-- START Exercise material --

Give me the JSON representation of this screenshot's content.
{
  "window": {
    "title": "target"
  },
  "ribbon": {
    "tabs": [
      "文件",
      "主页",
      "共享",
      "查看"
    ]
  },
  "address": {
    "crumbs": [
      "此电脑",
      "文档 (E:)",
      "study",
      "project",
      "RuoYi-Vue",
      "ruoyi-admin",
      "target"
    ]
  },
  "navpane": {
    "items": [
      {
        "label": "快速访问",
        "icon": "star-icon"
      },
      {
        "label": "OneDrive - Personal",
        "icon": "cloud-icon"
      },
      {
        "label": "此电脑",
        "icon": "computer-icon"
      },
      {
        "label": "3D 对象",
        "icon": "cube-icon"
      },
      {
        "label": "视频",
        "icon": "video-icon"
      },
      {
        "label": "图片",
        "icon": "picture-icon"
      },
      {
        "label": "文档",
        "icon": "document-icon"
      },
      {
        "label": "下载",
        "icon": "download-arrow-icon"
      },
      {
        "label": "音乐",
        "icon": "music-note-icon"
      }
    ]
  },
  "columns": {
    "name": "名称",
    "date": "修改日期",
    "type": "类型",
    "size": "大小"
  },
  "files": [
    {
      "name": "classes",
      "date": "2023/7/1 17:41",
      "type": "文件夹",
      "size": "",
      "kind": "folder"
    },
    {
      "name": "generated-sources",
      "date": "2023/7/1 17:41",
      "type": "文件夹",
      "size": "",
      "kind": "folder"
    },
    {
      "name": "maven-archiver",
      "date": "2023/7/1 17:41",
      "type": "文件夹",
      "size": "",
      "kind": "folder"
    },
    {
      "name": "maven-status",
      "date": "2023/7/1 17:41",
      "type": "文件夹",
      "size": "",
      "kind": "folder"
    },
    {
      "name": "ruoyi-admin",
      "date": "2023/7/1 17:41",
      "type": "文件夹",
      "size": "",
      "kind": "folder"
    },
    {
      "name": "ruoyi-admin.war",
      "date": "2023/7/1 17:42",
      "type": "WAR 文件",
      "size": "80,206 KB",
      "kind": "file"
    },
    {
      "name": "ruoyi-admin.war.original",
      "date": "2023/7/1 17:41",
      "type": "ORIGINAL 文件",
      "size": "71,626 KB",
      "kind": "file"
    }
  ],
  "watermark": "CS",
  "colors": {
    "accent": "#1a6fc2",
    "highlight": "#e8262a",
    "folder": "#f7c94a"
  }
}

-- END Exercise material --

What the task asks: Filter the listing above by the word "admin"; copy each line that passes.

Exercise answer:
      "ruoyi-admin",
      "name": "ruoyi-admin",
      "name": "ruoyi-admin.war",
      "name": "ruoyi-admin.war.original",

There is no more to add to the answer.